> [To be done]:
Look over the lines below. Report each one that includes the string "Setting".

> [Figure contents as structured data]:
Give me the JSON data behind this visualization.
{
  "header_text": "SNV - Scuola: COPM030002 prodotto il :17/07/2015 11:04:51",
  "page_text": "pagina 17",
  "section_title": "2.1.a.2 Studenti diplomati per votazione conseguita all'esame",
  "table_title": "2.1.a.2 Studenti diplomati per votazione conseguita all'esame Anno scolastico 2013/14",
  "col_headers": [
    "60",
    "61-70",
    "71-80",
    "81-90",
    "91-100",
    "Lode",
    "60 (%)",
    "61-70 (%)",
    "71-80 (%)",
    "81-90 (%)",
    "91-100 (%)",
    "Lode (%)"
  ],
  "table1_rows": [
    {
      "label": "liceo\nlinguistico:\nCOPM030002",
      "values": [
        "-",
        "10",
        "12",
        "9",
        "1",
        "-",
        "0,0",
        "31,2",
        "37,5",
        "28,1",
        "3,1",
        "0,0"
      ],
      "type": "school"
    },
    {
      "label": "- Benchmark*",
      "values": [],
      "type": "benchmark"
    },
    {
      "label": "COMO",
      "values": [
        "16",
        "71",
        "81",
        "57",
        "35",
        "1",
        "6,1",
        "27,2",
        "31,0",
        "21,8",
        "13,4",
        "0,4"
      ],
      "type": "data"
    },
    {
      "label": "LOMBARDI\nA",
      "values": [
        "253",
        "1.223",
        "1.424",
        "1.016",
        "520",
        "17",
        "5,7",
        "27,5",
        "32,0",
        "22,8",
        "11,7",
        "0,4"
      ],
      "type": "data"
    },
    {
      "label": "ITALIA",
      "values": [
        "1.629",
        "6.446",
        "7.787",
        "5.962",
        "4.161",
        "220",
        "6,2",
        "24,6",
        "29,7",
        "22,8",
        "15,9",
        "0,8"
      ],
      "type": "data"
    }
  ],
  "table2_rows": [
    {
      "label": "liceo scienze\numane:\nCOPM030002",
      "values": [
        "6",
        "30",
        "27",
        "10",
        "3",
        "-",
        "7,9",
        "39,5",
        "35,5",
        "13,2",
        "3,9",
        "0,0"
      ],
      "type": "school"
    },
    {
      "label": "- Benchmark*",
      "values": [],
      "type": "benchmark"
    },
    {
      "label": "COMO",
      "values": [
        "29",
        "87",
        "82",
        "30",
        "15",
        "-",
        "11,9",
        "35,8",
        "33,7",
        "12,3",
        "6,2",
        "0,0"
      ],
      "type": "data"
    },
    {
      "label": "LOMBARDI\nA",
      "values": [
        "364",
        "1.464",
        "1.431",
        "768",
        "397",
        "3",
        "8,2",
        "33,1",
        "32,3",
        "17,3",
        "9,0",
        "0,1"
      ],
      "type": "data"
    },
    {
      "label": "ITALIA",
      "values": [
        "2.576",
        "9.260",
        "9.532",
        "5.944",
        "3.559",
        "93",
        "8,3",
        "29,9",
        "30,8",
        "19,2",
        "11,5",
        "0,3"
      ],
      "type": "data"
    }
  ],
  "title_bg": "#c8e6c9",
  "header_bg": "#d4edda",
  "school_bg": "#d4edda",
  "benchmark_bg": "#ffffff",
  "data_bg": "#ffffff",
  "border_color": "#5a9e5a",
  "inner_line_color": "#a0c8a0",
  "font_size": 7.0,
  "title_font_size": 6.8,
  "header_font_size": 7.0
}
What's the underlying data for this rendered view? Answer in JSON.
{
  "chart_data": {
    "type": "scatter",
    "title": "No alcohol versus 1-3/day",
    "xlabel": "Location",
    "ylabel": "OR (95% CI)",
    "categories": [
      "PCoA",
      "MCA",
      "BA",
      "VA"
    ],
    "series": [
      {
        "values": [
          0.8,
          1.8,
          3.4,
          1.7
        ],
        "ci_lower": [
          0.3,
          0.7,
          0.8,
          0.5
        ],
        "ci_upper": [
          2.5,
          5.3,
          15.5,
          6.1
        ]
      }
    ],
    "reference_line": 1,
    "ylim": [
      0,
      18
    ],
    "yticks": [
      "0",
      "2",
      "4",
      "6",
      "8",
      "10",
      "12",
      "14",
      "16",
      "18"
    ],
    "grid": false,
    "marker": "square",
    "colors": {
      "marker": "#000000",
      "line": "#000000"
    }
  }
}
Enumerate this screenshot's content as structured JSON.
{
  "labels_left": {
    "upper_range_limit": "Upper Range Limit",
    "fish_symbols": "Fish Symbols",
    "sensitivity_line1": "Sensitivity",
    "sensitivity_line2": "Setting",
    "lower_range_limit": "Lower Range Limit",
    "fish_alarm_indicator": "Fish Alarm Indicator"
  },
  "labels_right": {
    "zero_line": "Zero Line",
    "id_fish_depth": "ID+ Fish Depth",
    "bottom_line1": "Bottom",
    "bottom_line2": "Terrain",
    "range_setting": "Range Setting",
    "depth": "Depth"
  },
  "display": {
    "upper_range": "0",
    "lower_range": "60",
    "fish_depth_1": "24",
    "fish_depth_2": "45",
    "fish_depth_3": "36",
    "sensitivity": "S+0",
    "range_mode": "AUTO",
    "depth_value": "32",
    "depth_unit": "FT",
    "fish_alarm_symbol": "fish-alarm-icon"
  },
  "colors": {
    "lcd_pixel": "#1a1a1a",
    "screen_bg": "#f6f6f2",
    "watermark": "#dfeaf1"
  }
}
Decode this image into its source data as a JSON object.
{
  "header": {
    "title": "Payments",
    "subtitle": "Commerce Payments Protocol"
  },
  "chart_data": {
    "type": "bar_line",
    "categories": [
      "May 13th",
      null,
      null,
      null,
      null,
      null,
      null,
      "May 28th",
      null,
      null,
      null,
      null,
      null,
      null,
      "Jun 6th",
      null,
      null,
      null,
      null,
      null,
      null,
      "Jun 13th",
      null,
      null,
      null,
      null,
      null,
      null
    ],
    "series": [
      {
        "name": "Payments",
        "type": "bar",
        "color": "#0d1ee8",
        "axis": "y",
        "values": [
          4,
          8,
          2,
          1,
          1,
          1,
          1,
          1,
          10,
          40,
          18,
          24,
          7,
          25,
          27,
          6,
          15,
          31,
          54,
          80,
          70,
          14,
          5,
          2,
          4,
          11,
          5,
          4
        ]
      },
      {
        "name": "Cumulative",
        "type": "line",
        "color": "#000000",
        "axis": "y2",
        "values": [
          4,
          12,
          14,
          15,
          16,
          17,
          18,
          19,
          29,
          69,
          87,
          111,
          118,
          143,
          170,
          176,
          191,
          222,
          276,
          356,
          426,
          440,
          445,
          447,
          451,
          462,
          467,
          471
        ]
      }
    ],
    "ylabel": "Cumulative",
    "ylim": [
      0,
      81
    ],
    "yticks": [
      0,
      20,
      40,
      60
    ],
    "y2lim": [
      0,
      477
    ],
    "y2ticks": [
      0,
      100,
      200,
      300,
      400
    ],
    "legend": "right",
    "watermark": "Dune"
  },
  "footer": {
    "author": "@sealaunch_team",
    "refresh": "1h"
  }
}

> [Answer to this problem]:
    "sensitivity_line2": "Setting",
    "range_setting": "Range Setting",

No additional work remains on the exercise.